§ **Dataset entries**
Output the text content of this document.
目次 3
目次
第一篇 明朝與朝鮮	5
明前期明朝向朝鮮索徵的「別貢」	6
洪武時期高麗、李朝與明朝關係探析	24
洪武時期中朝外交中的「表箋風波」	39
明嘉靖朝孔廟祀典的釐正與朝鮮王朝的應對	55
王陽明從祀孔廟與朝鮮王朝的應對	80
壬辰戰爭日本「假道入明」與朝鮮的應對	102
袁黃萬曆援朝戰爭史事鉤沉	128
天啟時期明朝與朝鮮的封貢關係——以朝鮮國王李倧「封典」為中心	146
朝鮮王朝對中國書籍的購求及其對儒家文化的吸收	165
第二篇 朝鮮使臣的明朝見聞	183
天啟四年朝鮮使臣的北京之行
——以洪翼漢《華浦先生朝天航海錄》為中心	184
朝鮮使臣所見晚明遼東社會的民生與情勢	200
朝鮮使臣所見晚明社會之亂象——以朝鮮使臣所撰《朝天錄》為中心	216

§ **What you have to do**
Provide an exact reproduction of all the entries shown above.

§ **Result for this exercise**
Output the text content of this document.
目次 3
目次
第一篇 明朝與朝鮮	5
明前期明朝向朝鮮索徵的「別貢」	6
洪武時期高麗、李朝與明朝關係探析	24
洪武時期中朝外交中的「表箋風波」	39
明嘉靖朝孔廟祀典的釐正與朝鮮王朝的應對	55
王陽明從祀孔廟與朝鮮王朝的應對	80
壬辰戰爭日本「假道入明」與朝鮮的應對	102
袁黃萬曆援朝戰爭史事鉤沉	128
天啟時期明朝與朝鮮的封貢關係——以朝鮮國王李倧「封典」為中心	146
朝鮮王朝對中國書籍的購求及其對儒家文化的吸收	165
第二篇 朝鮮使臣的明朝見聞	183
天啟四年朝鮮使臣的北京之行
——以洪翼漢《華浦先生朝天航海錄》為中心	184
朝鮮使臣所見晚明遼東社會的民生與情勢	200
朝鮮使臣所見晚明社會之亂象——以朝鮮使臣所撰《朝天錄》為中心	216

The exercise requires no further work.